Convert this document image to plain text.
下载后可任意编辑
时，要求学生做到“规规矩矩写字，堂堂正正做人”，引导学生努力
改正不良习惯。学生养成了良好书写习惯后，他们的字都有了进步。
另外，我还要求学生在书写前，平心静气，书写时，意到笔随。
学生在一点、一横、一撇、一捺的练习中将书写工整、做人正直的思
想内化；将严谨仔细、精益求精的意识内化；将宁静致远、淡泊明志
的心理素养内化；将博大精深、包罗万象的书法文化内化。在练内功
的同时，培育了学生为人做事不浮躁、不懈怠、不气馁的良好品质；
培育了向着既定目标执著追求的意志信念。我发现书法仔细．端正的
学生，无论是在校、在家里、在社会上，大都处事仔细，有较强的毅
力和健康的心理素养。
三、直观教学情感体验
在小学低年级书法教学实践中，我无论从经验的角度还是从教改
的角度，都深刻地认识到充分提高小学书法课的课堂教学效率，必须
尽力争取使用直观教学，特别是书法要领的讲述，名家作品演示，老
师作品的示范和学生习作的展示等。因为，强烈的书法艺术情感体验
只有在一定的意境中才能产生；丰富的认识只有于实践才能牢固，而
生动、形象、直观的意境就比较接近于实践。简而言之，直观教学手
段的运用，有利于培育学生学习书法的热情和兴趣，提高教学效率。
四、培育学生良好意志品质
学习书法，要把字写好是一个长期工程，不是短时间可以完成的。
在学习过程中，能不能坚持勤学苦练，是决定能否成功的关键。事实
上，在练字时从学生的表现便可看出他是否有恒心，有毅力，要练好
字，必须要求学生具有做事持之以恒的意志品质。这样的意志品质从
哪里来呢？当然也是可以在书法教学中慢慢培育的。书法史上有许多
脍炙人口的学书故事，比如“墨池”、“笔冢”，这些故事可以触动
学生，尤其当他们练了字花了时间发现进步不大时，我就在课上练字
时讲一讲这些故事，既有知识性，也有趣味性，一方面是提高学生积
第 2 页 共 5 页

++++

Your task:
Reproduce the data in full, exactly as presented.

Correct output:
Convert this document image to plain text.
下载后可任意编辑
时，要求学生做到“规规矩矩写字，堂堂正正做人”，引导学生努力
改正不良习惯。学生养成了良好书写习惯后，他们的字都有了进步。
另外，我还要求学生在书写前，平心静气，书写时，意到笔随。
学生在一点、一横、一撇、一捺的练习中将书写工整、做人正直的思
想内化；将严谨仔细、精益求精的意识内化；将宁静致远、淡泊明志
的心理素养内化；将博大精深、包罗万象的书法文化内化。在练内功
的同时，培育了学生为人做事不浮躁、不懈怠、不气馁的良好品质；
培育了向着既定目标执著追求的意志信念。我发现书法仔细．端正的
学生，无论是在校、在家里、在社会上，大都处事仔细，有较强的毅
力和健康的心理素养。
三、直观教学情感体验
在小学低年级书法教学实践中，我无论从经验的角度还是从教改
的角度，都深刻地认识到充分提高小学书法课的课堂教学效率，必须
尽力争取使用直观教学，特别是书法要领的讲述，名家作品演示，老
师作品的示范和学生习作的展示等。因为，强烈的书法艺术情感体验
只有在一定的意境中才能产生；丰富的认识只有于实践才能牢固，而
生动、形象、直观的意境就比较接近于实践。简而言之，直观教学手
段的运用，有利于培育学生学习书法的热情和兴趣，提高教学效率。
四、培育学生良好意志品质
学习书法，要把字写好是一个长期工程，不是短时间可以完成的。
在学习过程中，能不能坚持勤学苦练，是决定能否成功的关键。事实
上，在练字时从学生的表现便可看出他是否有恒心，有毅力，要练好
字，必须要求学生具有做事持之以恒的意志品质。这样的意志品质从
哪里来呢？当然也是可以在书法教学中慢慢培育的。书法史上有许多
脍炙人口的学书故事，比如“墨池”、“笔冢”，这些故事可以触动
学生，尤其当他们练了字花了时间发现进步不大时，我就在课上练字
时讲一讲这些故事，既有知识性，也有趣味性，一方面是提高学生积
第 2 页 共 5 页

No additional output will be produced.